- **RECORDS FOR THIS EXERCISE**
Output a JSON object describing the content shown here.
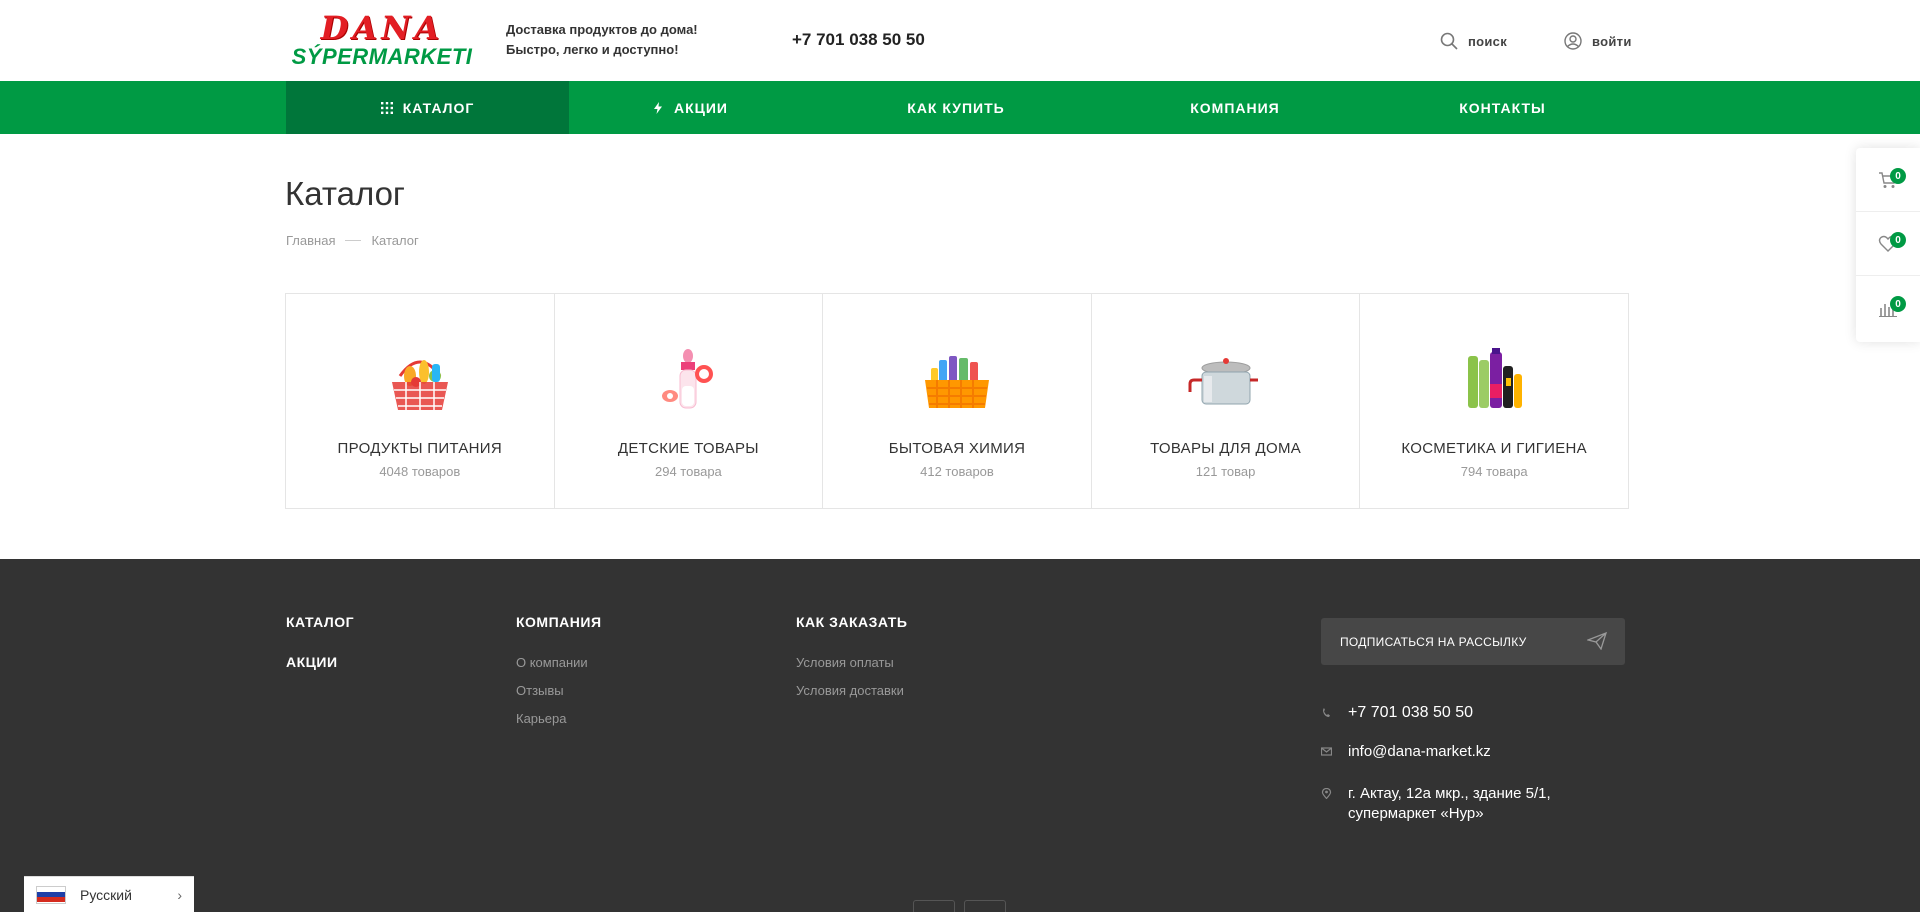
{
  "logo": {
    "top": "DANA",
    "bottom": "SÝPERMARKETI"
  },
  "header": {
    "tagline_line1": "Доставка продуктов до дома!",
    "tagline_line2": "Быстро, легко и доступно!",
    "phone": "+7 701 038 50 50",
    "search_label": "поиск",
    "login_label": "войти"
  },
  "nav": {
    "catalog": "КАТАЛОГ",
    "sales": "АКЦИИ",
    "how_to_buy": "КАК КУПИТЬ",
    "company": "КОМПАНИЯ",
    "contacts": "КОНТАКТЫ"
  },
  "page": {
    "title": "Каталог",
    "breadcrumb_home": "Главная",
    "breadcrumb_current": "Каталог"
  },
  "categories": [
    {
      "name": "ПРОДУКТЫ ПИТАНИЯ",
      "count": "4048 товаров",
      "icon": "grocery-basket-icon"
    },
    {
      "name": "ДЕТСКИЕ ТОВАРЫ",
      "count": "294 товара",
      "icon": "baby-bottle-icon"
    },
    {
      "name": "БЫТОВАЯ ХИМИЯ",
      "count": "412 товаров",
      "icon": "cleaning-supplies-icon"
    },
    {
      "name": "ТОВАРЫ ДЛЯ ДОМА",
      "count": "121 товар",
      "icon": "cooking-pot-icon"
    },
    {
      "name": "КОСМЕТИКА И ГИГИЕНА",
      "count": "794 товара",
      "icon": "cosmetics-icon"
    }
  ],
  "side_panel": {
    "cart_count": "0",
    "favorites_count": "0",
    "compare_count": "0"
  },
  "footer": {
    "col1_head1": "КАТАЛОГ",
    "col1_head2": "АКЦИИ",
    "col2_head": "КОМПАНИЯ",
    "col2_links": [
      "О компании",
      "Отзывы",
      "Карьера"
    ],
    "col3_head": "КАК ЗАКАЗАТЬ",
    "col3_links": [
      "Условия оплаты",
      "Условия доставки"
    ],
    "subscribe": "ПОДПИСАТЬСЯ НА РАССЫЛКУ",
    "phone": "+7 701 038 50 50",
    "email": "info@dana-market.kz",
    "address_line1": "г. Актау, 12а мкр., здание 5/1,",
    "address_line2": "супермаркет «Нур»"
  },
  "language": {
    "current": "Русский"
  },
  "colors": {
    "brand_green": "#009a44",
    "nav_active": "#00763a",
    "logo_red": "#e31e24",
    "footer_bg": "#333333"
  }
}
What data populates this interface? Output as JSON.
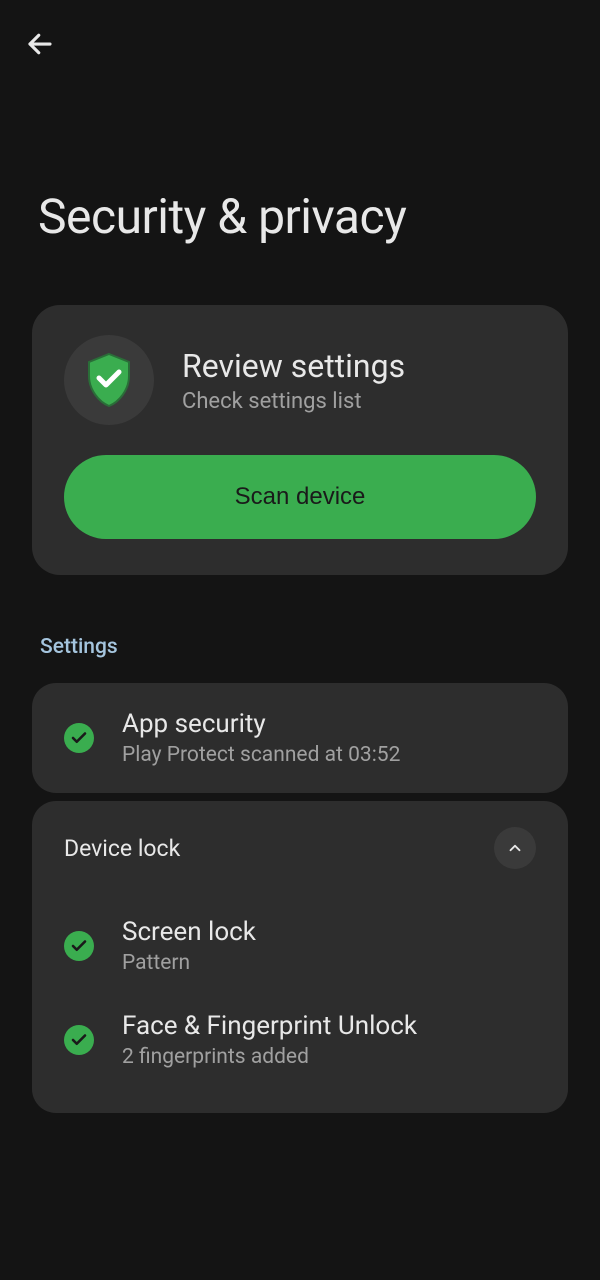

- **DO THIS**
Reproduce the entries exactly. Do not carry over any picture.

- **FINISHED ANSWER**
Output a JSON object describing the content shown here.
{
  "logo": {
    "top": "DANA",
    "bottom": "SÝPERMARKETI"
  },
  "header": {
    "tagline_line1": "Доставка продуктов до дома!",
    "tagline_line2": "Быстро, легко и доступно!",
    "phone": "+7 701 038 50 50",
    "search_label": "поиск",
    "login_label": "войти"
  },
  "nav": {
    "catalog": "КАТАЛОГ",
    "sales": "АКЦИИ",
    "how_to_buy": "КАК КУПИТЬ",
    "company": "КОМПАНИЯ",
    "contacts": "КОНТАКТЫ"
  },
  "page": {
    "title": "Каталог",
    "breadcrumb_home": "Главная",
    "breadcrumb_current": "Каталог"
  },
  "categories": [
    {
      "name": "ПРОДУКТЫ ПИТАНИЯ",
      "count": "4048 товаров",
      "icon": "grocery-basket-icon"
    },
    {
      "name": "ДЕТСКИЕ ТОВАРЫ",
      "count": "294 товара",
      "icon": "baby-bottle-icon"
    },
    {
      "name": "БЫТОВАЯ ХИМИЯ",
      "count": "412 товаров",
      "icon": "cleaning-supplies-icon"
    },
    {
      "name": "ТОВАРЫ ДЛЯ ДОМА",
      "count": "121 товар",
      "icon": "cooking-pot-icon"
    },
    {
      "name": "КОСМЕТИКА И ГИГИЕНА",
      "count": "794 товара",
      "icon": "cosmetics-icon"
    }
  ],
  "side_panel": {
    "cart_count": "0",
    "favorites_count": "0",
    "compare_count": "0"
  },
  "footer": {
    "col1_head1": "КАТАЛОГ",
    "col1_head2": "АКЦИИ",
    "col2_head": "КОМПАНИЯ",
    "col2_links": [
      "О компании",
      "Отзывы",
      "Карьера"
    ],
    "col3_head": "КАК ЗАКАЗАТЬ",
    "col3_links": [
      "Условия оплаты",
      "Условия доставки"
    ],
    "subscribe": "ПОДПИСАТЬСЯ НА РАССЫЛКУ",
    "phone": "+7 701 038 50 50",
    "email": "info@dana-market.kz",
    "address_line1": "г. Актау, 12а мкр., здание 5/1,",
    "address_line2": "супермаркет «Нур»"
  },
  "language": {
    "current": "Русский"
  },
  "colors": {
    "brand_green": "#009a44",
    "nav_active": "#00763a",
    "logo_red": "#e31e24",
    "footer_bg": "#333333"
  }
}
What data populates this interface? Output as JSON.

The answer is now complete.